WHAT YOU SHOULD DO:
From the records below, pull each line that has "Output".

# start of RECORD LIST

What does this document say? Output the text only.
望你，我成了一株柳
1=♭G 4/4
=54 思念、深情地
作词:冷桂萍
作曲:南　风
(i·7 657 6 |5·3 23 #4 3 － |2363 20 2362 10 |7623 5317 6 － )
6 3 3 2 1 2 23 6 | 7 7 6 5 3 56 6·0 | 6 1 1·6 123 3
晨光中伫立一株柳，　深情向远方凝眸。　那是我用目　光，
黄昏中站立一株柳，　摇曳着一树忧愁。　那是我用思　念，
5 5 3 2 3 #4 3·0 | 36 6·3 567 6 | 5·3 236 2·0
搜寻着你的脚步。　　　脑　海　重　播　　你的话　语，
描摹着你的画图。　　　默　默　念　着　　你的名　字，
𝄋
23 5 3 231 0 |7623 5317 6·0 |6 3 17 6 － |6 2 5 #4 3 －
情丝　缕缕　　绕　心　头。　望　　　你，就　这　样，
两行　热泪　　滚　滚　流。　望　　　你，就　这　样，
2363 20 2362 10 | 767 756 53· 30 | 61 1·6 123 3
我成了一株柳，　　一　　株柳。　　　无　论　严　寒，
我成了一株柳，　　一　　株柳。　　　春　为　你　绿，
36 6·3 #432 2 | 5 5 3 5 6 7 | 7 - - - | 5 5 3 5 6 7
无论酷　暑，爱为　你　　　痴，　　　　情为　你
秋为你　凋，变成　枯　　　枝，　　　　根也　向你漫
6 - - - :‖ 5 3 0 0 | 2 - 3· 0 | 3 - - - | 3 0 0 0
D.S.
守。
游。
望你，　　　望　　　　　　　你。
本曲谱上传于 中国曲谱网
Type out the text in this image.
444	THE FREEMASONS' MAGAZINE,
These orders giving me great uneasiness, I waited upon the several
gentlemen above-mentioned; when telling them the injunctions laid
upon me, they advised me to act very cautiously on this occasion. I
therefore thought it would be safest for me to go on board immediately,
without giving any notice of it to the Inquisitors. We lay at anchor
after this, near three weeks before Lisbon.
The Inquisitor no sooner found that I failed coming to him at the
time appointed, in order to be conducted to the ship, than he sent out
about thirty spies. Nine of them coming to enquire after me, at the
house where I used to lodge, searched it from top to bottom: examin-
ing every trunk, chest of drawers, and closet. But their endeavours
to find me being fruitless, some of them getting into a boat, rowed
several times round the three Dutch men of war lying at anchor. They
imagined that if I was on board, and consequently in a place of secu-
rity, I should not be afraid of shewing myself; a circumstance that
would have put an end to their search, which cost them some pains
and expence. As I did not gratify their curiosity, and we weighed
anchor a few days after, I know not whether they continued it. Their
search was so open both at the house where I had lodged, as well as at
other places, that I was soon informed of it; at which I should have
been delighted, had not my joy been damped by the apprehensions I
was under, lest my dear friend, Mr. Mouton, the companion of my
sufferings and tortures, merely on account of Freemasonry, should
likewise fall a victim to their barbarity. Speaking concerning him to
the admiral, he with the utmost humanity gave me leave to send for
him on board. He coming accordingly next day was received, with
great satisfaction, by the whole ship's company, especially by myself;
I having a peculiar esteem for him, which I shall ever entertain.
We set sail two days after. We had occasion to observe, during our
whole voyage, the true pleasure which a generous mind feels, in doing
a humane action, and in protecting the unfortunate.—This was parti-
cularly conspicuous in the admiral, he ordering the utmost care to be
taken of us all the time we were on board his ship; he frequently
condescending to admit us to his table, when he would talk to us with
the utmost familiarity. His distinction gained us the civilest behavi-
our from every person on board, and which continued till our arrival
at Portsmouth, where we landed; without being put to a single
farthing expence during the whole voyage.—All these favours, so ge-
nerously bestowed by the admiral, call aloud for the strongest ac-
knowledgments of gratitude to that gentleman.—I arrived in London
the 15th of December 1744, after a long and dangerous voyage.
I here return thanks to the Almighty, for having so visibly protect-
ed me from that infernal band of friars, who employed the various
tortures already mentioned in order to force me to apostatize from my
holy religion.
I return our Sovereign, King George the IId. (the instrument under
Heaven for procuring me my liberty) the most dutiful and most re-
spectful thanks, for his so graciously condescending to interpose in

# end of RECORD LIST
# start of RECORD LIST

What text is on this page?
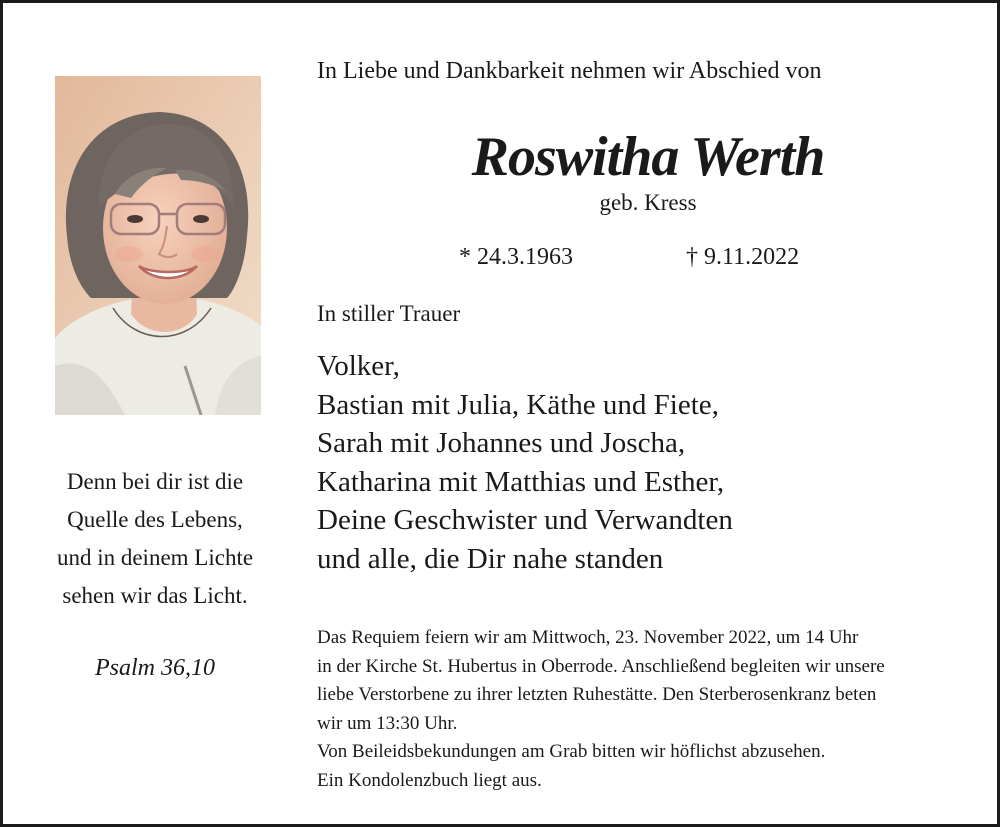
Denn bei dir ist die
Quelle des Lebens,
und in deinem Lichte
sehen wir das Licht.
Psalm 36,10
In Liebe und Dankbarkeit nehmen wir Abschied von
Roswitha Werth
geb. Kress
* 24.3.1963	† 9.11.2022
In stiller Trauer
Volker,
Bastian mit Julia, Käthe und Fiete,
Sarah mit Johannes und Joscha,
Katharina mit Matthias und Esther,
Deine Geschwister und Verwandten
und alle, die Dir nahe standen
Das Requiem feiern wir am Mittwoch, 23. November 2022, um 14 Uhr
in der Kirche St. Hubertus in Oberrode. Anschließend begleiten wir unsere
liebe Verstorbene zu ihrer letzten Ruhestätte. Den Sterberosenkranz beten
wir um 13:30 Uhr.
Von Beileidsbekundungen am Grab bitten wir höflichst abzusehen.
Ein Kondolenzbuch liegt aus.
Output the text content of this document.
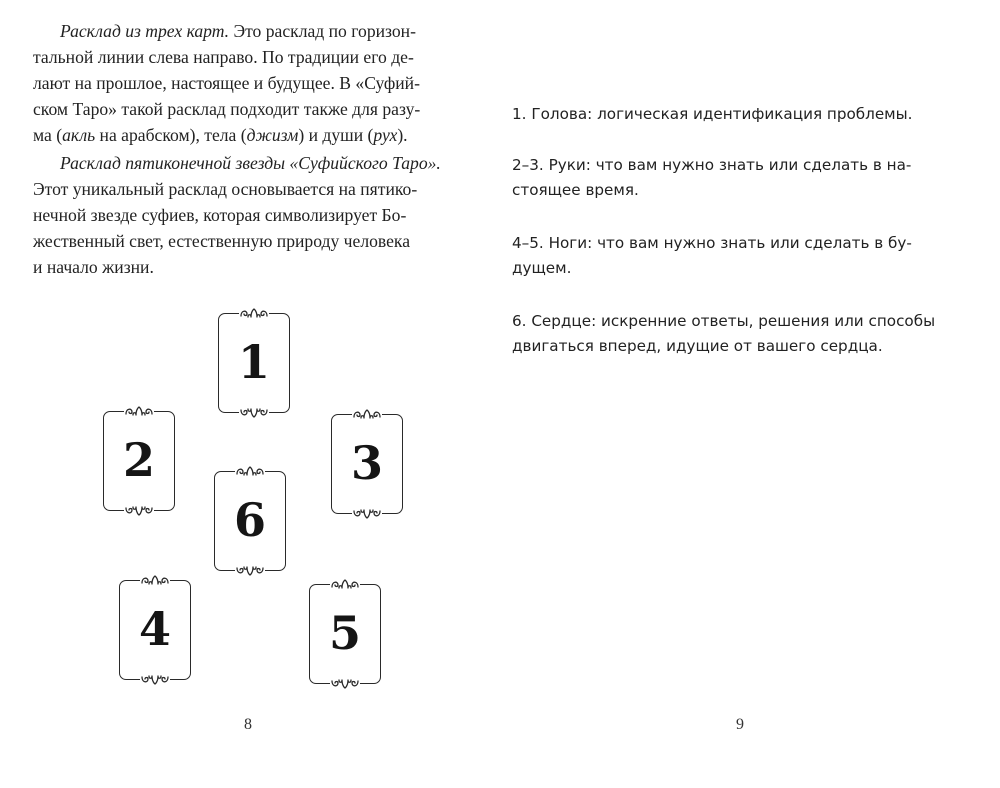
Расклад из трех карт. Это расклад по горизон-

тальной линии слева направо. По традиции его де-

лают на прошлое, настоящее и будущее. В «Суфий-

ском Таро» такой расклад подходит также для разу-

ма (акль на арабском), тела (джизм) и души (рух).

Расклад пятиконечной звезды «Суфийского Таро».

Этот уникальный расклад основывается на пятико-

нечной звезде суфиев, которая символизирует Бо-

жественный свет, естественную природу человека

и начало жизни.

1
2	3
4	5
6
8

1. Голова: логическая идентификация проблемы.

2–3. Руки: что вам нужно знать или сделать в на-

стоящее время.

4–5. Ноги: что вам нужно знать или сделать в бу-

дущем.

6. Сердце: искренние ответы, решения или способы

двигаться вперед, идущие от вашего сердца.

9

# end of RECORD LIST

RESPONSE BELOW:
What does this document say? Output the text only.
Output the text content of this document.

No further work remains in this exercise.